*To be done:*
Output the entries word for word. Omit images.

Figure dataset records
● ● ●
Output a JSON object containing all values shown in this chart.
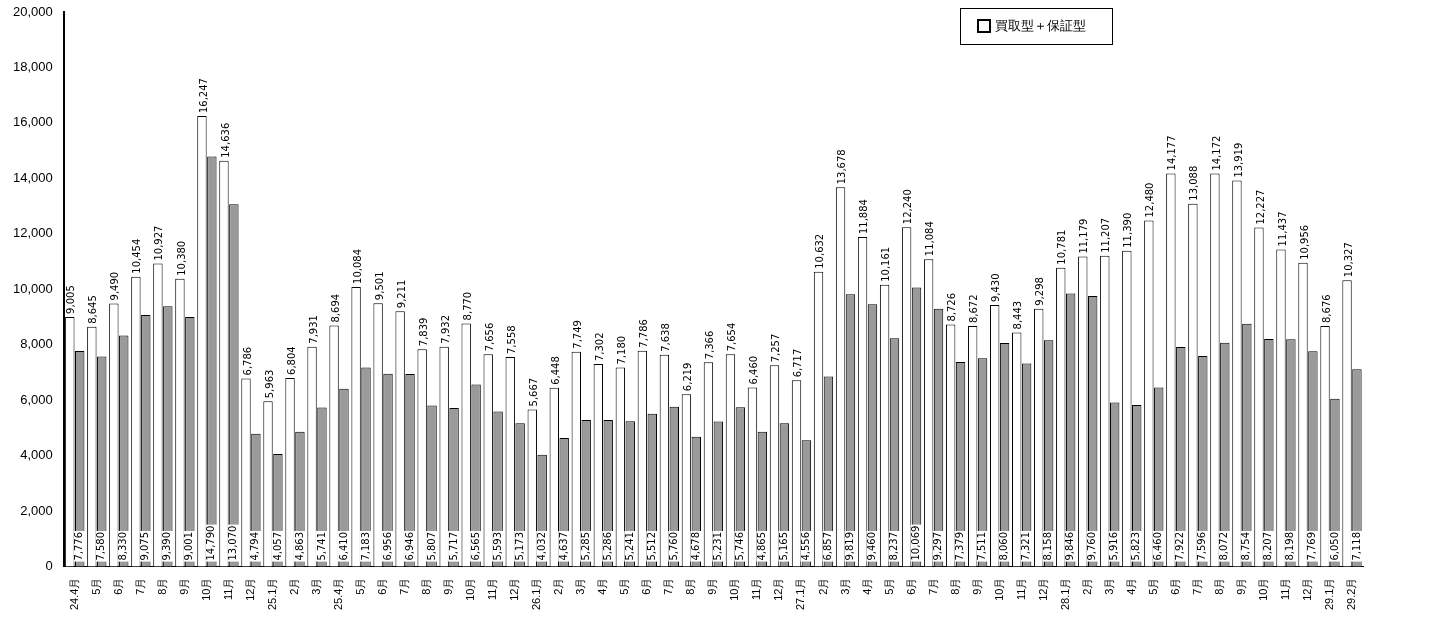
{
  "chart_data": {
    "type": "bar",
    "categories": [
      "24.4月",
      "5月",
      "6月",
      "7月",
      "8月",
      "9月",
      "10月",
      "11月",
      "12月",
      "25.1月",
      "2月",
      "3月",
      "25.4月",
      "5月",
      "6月",
      "7月",
      "8月",
      "9月",
      "10月",
      "11月",
      "12月",
      "26.1月",
      "2月",
      "3月",
      "4月",
      "5月",
      "6月",
      "7月",
      "8月",
      "9月",
      "10月",
      "11月",
      "12月",
      "27.1月",
      "2月",
      "3月",
      "4月",
      "5月",
      "6月",
      "7月",
      "8月",
      "9月",
      "10月",
      "11月",
      "12月",
      "28.1月",
      "2月",
      "3月",
      "4月",
      "5月",
      "6月",
      "7月",
      "8月",
      "9月",
      "10月",
      "11月",
      "12月",
      "29.1月",
      "29.2月"
    ],
    "series": [
      {
        "name": "買取型＋保証型",
        "color": "#ffffff",
        "values": [
          9005,
          8645,
          9490,
          10454,
          10927,
          10380,
          16247,
          14636,
          6786,
          5963,
          6804,
          7931,
          8694,
          10084,
          9501,
          9211,
          7839,
          7932,
          8770,
          7656,
          7558,
          5667,
          6448,
          7749,
          7302,
          7180,
          7786,
          7638,
          6219,
          7366,
          7654,
          6460,
          7257,
          6717,
          10632,
          13678,
          11884,
          10161,
          12240,
          11084,
          8726,
          8672,
          9430,
          8443,
          9298,
          10781,
          11179,
          11207,
          11390,
          12480,
          14177,
          13088,
          14172,
          13919,
          12227,
          11437,
          10956,
          8676,
          10327
        ],
        "value_labels": [
          "9,005",
          "8,645",
          "9,490",
          "10,454",
          "10,927",
          "10,380",
          "16,247",
          "14,636",
          "6,786",
          "5,963",
          "6,804",
          "7,931",
          "8,694",
          "10,084",
          "9,501",
          "9,211",
          "7,839",
          "7,932",
          "8,770",
          "7,656",
          "7,558",
          "5,667",
          "6,448",
          "7,749",
          "7,302",
          "7,180",
          "7,786",
          "7,638",
          "6,219",
          "7,366",
          "7,654",
          "6,460",
          "7,257",
          "6,717",
          "10,632",
          "13,678",
          "11,884",
          "10,161",
          "12,240",
          "11,084",
          "8,726",
          "8,672",
          "9,430",
          "8,443",
          "9,298",
          "10,781",
          "11,179",
          "11,207",
          "11,390",
          "12,480",
          "14,177",
          "13,088",
          "14,172",
          "13,919",
          "12,227",
          "11,437",
          "10,956",
          "8,676",
          "10,327"
        ]
      },
      {
        "color": "#9a9a9a",
        "values": [
          7776,
          7580,
          8330,
          9075,
          9390,
          9001,
          14790,
          13070,
          4794,
          4057,
          4863,
          5741,
          6410,
          7183,
          6956,
          6946,
          5807,
          5717,
          6565,
          5593,
          5173,
          4032,
          4637,
          5285,
          5286,
          5241,
          5512,
          5760,
          4678,
          5231,
          5746,
          4865,
          5165,
          4556,
          6857,
          9819,
          9460,
          8237,
          10069,
          9297,
          7379,
          7511,
          8060,
          7321,
          8158,
          9846,
          9760,
          5916,
          5823,
          6460,
          7922,
          7596,
          8072,
          8754,
          8207,
          8198,
          7769,
          6050,
          7118
        ],
        "value_labels": [
          "7,776",
          "7,580",
          "8,330",
          "9,075",
          "9,390",
          "9,001",
          "14,790",
          "13,070",
          "4,794",
          "4,057",
          "4,863",
          "5,741",
          "6,410",
          "7,183",
          "6,956",
          "6,946",
          "5,807",
          "5,717",
          "6,565",
          "5,593",
          "5,173",
          "4,032",
          "4,637",
          "5,285",
          "5,286",
          "5,241",
          "5,512",
          "5,760",
          "4,678",
          "5,231",
          "5,746",
          "4,865",
          "5,165",
          "4,556",
          "6,857",
          "9,819",
          "9,460",
          "8,237",
          "10,069",
          "9,297",
          "7,379",
          "7,511",
          "8,060",
          "7,321",
          "8,158",
          "9,846",
          "9,760",
          "5,916",
          "5,823",
          "6,460",
          "7,922",
          "7,596",
          "8,072",
          "8,754",
          "8,207",
          "8,198",
          "7,769",
          "6,050",
          "7,118"
        ]
      }
    ],
    "ylim": [
      0,
      20000
    ],
    "yticks": [
      0,
      {
        "value": 2000,
        "label": "2,000"
      },
      {
        "value": 4000,
        "label": "4,000"
      },
      {
        "value": 6000,
        "label": "6,000"
      },
      {
        "value": 8000,
        "label": "8,000"
      },
      {
        "value": 10000,
        "label": "10,000"
      },
      {
        "value": 12000,
        "label": "12,000"
      },
      {
        "value": 14000,
        "label": "14,000"
      },
      {
        "value": 16000,
        "label": "16,000"
      },
      {
        "value": 18000,
        "label": "18,000"
      },
      {
        "value": 20000,
        "label": "20,000"
      }
    ],
    "grid": false,
    "legend": "top right"
  }
}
● ● ●
*Response to the exercise:*
Output a JSON object containing all values shown in this chart.
{
  "chart_data": {
    "type": "bar",
    "categories": [
      "24.4月",
      "5月",
      "6月",
      "7月",
      "8月",
      "9月",
      "10月",
      "11月",
      "12月",
      "25.1月",
      "2月",
      "3月",
      "25.4月",
      "5月",
      "6月",
      "7月",
      "8月",
      "9月",
      "10月",
      "11月",
      "12月",
      "26.1月",
      "2月",
      "3月",
      "4月",
      "5月",
      "6月",
      "7月",
      "8月",
      "9月",
      "10月",
      "11月",
      "12月",
      "27.1月",
      "2月",
      "3月",
      "4月",
      "5月",
      "6月",
      "7月",
      "8月",
      "9月",
      "10月",
      "11月",
      "12月",
      "28.1月",
      "2月",
      "3月",
      "4月",
      "5月",
      "6月",
      "7月",
      "8月",
      "9月",
      "10月",
      "11月",
      "12月",
      "29.1月",
      "29.2月"
    ],
    "series": [
      {
        "name": "買取型＋保証型",
        "color": "#ffffff",
        "values": [
          9005,
          8645,
          9490,
          10454,
          10927,
          10380,
          16247,
          14636,
          6786,
          5963,
          6804,
          7931,
          8694,
          10084,
          9501,
          9211,
          7839,
          7932,
          8770,
          7656,
          7558,
          5667,
          6448,
          7749,
          7302,
          7180,
          7786,
          7638,
          6219,
          7366,
          7654,
          6460,
          7257,
          6717,
          10632,
          13678,
          11884,
          10161,
          12240,
          11084,
          8726,
          8672,
          9430,
          8443,
          9298,
          10781,
          11179,
          11207,
          11390,
          12480,
          14177,
          13088,
          14172,
          13919,
          12227,
          11437,
          10956,
          8676,
          10327
        ],
        "value_labels": [
          "9,005",
          "8,645",
          "9,490",
          "10,454",
          "10,927",
          "10,380",
          "16,247",
          "14,636",
          "6,786",
          "5,963",
          "6,804",
          "7,931",
          "8,694",
          "10,084",
          "9,501",
          "9,211",
          "7,839",
          "7,932",
          "8,770",
          "7,656",
          "7,558",
          "5,667",
          "6,448",
          "7,749",
          "7,302",
          "7,180",
          "7,786",
          "7,638",
          "6,219",
          "7,366",
          "7,654",
          "6,460",
          "7,257",
          "6,717",
          "10,632",
          "13,678",
          "11,884",
          "10,161",
          "12,240",
          "11,084",
          "8,726",
          "8,672",
          "9,430",
          "8,443",
          "9,298",
          "10,781",
          "11,179",
          "11,207",
          "11,390",
          "12,480",
          "14,177",
          "13,088",
          "14,172",
          "13,919",
          "12,227",
          "11,437",
          "10,956",
          "8,676",
          "10,327"
        ]
      },
      {
        "color": "#9a9a9a",
        "values": [
          7776,
          7580,
          8330,
          9075,
          9390,
          9001,
          14790,
          13070,
          4794,
          4057,
          4863,
          5741,
          6410,
          7183,
          6956,
          6946,
          5807,
          5717,
          6565,
          5593,
          5173,
          4032,
          4637,
          5285,
          5286,
          5241,
          5512,
          5760,
          4678,
          5231,
          5746,
          4865,
          5165,
          4556,
          6857,
          9819,
          9460,
          8237,
          10069,
          9297,
          7379,
          7511,
          8060,
          7321,
          8158,
          9846,
          9760,
          5916,
          5823,
          6460,
          7922,
          7596,
          8072,
          8754,
          8207,
          8198,
          7769,
          6050,
          7118
        ],
        "value_labels": [
          "7,776",
          "7,580",
          "8,330",
          "9,075",
          "9,390",
          "9,001",
          "14,790",
          "13,070",
          "4,794",
          "4,057",
          "4,863",
          "5,741",
          "6,410",
          "7,183",
          "6,956",
          "6,946",
          "5,807",
          "5,717",
          "6,565",
          "5,593",
          "5,173",
          "4,032",
          "4,637",
          "5,285",
          "5,286",
          "5,241",
          "5,512",
          "5,760",
          "4,678",
          "5,231",
          "5,746",
          "4,865",
          "5,165",
          "4,556",
          "6,857",
          "9,819",
          "9,460",
          "8,237",
          "10,069",
          "9,297",
          "7,379",
          "7,511",
          "8,060",
          "7,321",
          "8,158",
          "9,846",
          "9,760",
          "5,916",
          "5,823",
          "6,460",
          "7,922",
          "7,596",
          "8,072",
          "8,754",
          "8,207",
          "8,198",
          "7,769",
          "6,050",
          "7,118"
        ]
      }
    ],
    "ylim": [
      0,
      20000
    ],
    "yticks": [
      0,
      {
        "value": 2000,
        "label": "2,000"
      },
      {
        "value": 4000,
        "label": "4,000"
      },
      {
        "value": 6000,
        "label": "6,000"
      },
      {
        "value": 8000,
        "label": "8,000"
      },
      {
        "value": 10000,
        "label": "10,000"
      },
      {
        "value": 12000,
        "label": "12,000"
      },
      {
        "value": 14000,
        "label": "14,000"
      },
      {
        "value": 16000,
        "label": "16,000"
      },
      {
        "value": 18000,
        "label": "18,000"
      },
      {
        "value": 20000,
        "label": "20,000"
      }
    ],
    "grid": false,
    "legend": "top right"
  }
}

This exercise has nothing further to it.